Seek out every line containing the word "biennium", and copy each.
+===+
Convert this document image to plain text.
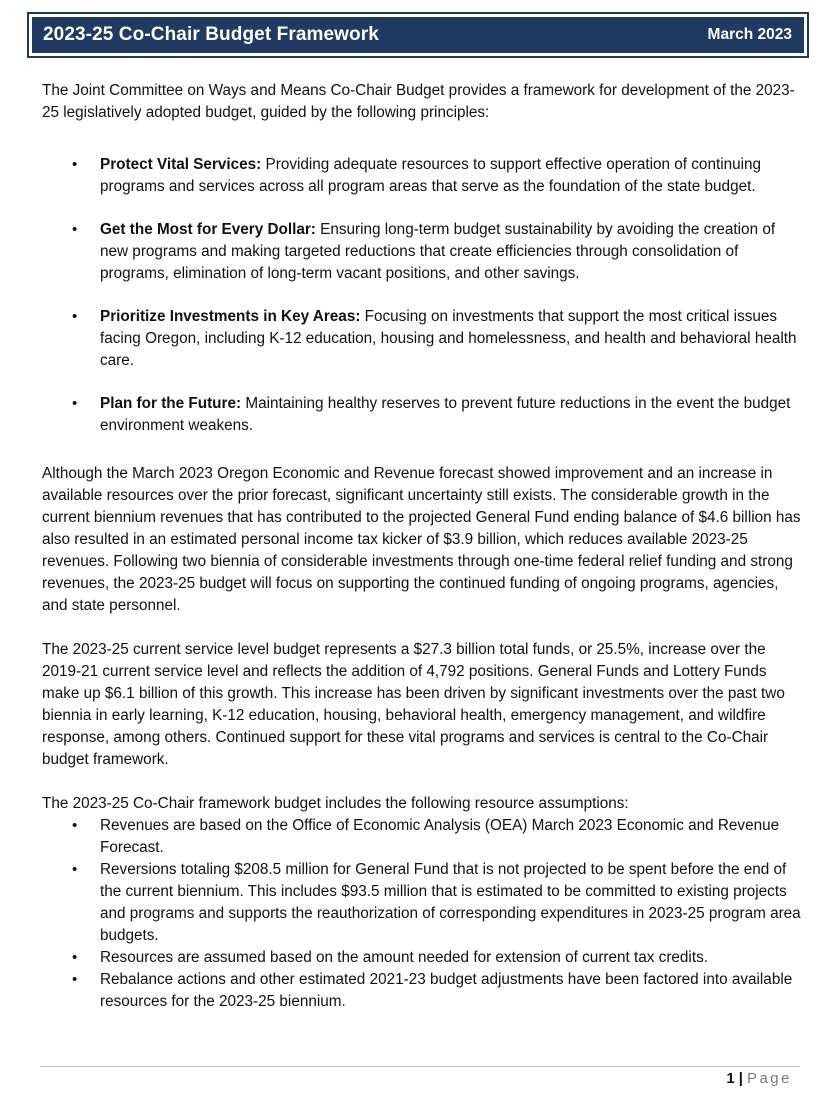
2023-25 Co-Chair Budget Framework	March 2023

The Joint Committee on Ways and Means Co-Chair Budget provides a framework for development of the 2023-25 legislatively adopted budget, guided by the following principles:

• Protect Vital Services: Providing adequate resources to support effective operation of continuing programs and services across all program areas that serve as the foundation of the state budget.
• Get the Most for Every Dollar: Ensuring long-term budget sustainability by avoiding the creation of new programs and making targeted reductions that create efficiencies through consolidation of programs, elimination of long-term vacant positions, and other savings.
• Prioritize Investments in Key Areas: Focusing on investments that support the most critical issues facing Oregon, including K-12 education, housing and homelessness, and health and behavioral health care.
• Plan for the Future: Maintaining healthy reserves to prevent future reductions in the event the budget environment weakens.

Although the March 2023 Oregon Economic and Revenue forecast showed improvement and an increase in available resources over the prior forecast, significant uncertainty still exists. The considerable growth in the current biennium revenues that has contributed to the projected General Fund ending balance of $4.6 billion has also resulted in an estimated personal income tax kicker of $3.9 billion, which reduces available 2023-25 revenues. Following two biennia of considerable investments through one-time federal relief funding and strong revenues, the 2023-25 budget will focus on supporting the continued funding of ongoing programs, agencies, and state personnel.

The 2023-25 current service level budget represents a $27.3 billion total funds, or 25.5%, increase over the 2019-21 current service level and reflects the addition of 4,792 positions. General Funds and Lottery Funds make up $6.1 billion of this growth. This increase has been driven by significant investments over the past two biennia in early learning, K-12 education, housing, behavioral health, emergency management, and wildfire response, among others. Continued support for these vital programs and services is central to the Co-Chair budget framework.

The 2023-25 Co-Chair framework budget includes the following resource assumptions:

• Revenues are based on the Office of Economic Analysis (OEA) March 2023 Economic and Revenue Forecast.
• Reversions totaling $208.5 million for General Fund that is not projected to be spent before the end of the current biennium. This includes $93.5 million that is estimated to be committed to existing projects and programs and supports the reauthorization of corresponding expenditures in 2023-25 program area budgets.
• Resources are assumed based on the amount needed for extension of current tax credits.
• Rebalance actions and other estimated 2021-23 budget adjustments have been factored into available resources for the 2023-25 biennium.
1 | Page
+===+
**Solution**
Although the March 2023 Oregon Economic and Revenue forecast showed improvement and an increase in available resources over the prior forecast, significant uncertainty still exists. The considerable growth in the current biennium revenues that has contributed to the projected General Fund ending balance of $4.6 billion has also resulted in an estimated personal income tax kicker of $3.9 billion, which reduces available 2023-25 revenues. Following two biennia of considerable investments through one-time federal relief funding and strong revenues, the 2023-25 budget will focus on supporting the continued funding of ongoing programs, agencies, and state personnel.
• Reversions totaling $208.5 million for General Fund that is not projected to be spent before the end of the current biennium. This includes $93.5 million that is estimated to be committed to existing projects and programs and supports the reauthorization of corresponding expenditures in 2023-25 program area budgets.
• Rebalance actions and other estimated 2021-23 budget adjustments have been factored into available resources for the 2023-25 biennium.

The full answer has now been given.